## What you should do
Only a number is wanted: how many lines in the records below contain "xlabel"?

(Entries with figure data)
□ □ □

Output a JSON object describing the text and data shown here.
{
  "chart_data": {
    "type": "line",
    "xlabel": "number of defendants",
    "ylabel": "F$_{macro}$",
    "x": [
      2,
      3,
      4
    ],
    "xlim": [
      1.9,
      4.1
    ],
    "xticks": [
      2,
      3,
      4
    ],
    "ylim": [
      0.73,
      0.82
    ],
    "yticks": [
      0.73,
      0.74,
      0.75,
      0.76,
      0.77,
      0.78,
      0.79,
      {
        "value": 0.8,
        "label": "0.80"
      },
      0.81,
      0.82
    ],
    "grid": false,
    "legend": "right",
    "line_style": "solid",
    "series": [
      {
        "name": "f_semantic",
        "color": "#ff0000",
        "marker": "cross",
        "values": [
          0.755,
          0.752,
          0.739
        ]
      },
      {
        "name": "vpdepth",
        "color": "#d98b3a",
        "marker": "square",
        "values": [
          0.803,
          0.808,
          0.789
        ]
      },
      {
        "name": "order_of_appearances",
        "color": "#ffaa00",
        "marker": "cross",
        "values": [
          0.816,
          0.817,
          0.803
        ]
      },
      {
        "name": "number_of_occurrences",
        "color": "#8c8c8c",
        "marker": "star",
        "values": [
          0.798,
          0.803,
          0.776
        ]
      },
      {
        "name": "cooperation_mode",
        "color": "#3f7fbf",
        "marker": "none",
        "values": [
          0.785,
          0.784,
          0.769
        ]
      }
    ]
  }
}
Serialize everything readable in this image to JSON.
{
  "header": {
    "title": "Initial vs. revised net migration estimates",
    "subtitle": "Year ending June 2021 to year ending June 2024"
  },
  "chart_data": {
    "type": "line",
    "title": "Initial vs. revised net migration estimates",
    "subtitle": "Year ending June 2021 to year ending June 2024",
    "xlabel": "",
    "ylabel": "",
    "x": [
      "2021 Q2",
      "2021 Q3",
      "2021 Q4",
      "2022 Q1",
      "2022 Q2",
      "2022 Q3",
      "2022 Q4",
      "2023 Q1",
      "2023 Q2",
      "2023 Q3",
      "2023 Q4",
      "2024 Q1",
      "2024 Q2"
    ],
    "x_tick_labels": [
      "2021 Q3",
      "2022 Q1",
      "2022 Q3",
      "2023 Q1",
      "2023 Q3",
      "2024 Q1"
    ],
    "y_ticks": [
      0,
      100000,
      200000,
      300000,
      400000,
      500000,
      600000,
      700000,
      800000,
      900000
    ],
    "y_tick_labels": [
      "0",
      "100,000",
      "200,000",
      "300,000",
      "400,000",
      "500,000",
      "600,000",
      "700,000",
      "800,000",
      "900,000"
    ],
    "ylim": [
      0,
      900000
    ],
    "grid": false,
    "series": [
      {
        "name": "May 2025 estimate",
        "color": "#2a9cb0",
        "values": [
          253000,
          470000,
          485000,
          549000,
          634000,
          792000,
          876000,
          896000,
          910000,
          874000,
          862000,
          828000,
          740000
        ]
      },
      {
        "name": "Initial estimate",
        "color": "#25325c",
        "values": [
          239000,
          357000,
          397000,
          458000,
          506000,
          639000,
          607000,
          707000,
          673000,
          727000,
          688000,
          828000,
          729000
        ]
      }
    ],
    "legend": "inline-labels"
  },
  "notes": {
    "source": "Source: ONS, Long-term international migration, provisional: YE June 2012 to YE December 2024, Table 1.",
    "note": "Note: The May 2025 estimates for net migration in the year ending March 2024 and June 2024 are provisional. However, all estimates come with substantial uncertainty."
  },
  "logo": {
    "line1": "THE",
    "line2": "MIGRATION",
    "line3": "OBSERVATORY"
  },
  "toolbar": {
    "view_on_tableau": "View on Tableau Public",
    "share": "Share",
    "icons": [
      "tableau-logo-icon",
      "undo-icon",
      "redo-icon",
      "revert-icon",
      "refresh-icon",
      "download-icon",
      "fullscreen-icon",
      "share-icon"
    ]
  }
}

□ □ □

## Correct response
2